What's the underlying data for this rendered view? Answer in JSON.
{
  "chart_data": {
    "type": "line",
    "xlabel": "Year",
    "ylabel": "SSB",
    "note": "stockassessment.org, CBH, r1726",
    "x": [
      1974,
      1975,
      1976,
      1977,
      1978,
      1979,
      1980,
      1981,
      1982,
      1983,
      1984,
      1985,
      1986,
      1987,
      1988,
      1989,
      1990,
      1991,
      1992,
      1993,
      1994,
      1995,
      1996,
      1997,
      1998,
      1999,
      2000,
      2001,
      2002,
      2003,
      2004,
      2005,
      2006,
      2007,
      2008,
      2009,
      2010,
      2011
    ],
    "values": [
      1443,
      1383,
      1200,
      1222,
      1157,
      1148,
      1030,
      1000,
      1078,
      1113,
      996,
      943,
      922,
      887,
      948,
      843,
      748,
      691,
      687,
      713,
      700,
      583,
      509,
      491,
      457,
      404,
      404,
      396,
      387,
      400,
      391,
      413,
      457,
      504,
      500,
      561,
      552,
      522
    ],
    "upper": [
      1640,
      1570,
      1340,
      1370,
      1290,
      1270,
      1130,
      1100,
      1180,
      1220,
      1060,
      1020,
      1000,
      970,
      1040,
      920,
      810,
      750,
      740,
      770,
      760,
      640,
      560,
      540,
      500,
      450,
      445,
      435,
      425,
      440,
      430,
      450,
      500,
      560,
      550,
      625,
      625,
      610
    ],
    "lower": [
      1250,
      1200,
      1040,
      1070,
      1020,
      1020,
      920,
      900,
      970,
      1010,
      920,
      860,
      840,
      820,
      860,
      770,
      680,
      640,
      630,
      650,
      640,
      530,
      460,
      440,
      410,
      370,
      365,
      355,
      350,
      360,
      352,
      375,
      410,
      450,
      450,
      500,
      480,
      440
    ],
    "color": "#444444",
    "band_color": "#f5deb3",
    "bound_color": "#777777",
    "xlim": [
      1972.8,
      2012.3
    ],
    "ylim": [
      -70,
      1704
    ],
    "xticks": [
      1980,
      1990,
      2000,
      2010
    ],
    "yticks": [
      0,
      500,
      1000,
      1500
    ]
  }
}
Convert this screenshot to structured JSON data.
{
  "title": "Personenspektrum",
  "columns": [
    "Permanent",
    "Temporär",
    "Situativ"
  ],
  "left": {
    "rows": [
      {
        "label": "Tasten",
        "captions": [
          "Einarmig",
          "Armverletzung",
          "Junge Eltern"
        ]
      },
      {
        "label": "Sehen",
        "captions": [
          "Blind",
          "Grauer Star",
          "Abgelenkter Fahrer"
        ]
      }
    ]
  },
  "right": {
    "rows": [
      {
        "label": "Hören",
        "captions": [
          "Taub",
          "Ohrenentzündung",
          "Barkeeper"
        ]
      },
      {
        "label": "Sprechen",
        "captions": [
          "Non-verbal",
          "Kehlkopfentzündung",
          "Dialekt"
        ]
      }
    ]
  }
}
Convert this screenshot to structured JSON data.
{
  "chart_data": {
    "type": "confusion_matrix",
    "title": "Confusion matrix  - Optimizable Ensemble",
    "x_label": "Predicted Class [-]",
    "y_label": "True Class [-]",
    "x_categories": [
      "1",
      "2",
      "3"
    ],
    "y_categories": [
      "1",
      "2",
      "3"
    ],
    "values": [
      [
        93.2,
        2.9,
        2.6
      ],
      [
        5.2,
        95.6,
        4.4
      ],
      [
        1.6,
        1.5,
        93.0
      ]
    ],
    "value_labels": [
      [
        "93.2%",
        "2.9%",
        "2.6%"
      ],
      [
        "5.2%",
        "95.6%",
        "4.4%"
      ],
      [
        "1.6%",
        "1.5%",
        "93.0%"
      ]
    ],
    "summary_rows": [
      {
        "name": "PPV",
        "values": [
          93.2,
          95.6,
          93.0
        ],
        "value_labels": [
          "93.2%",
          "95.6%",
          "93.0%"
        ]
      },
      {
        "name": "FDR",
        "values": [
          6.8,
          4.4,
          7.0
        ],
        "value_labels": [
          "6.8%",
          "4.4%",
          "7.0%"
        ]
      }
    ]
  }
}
----
■ **Written task**:
Count the lines of these entries that hold the string "title", and give only that number.

■ **Task solution**:
2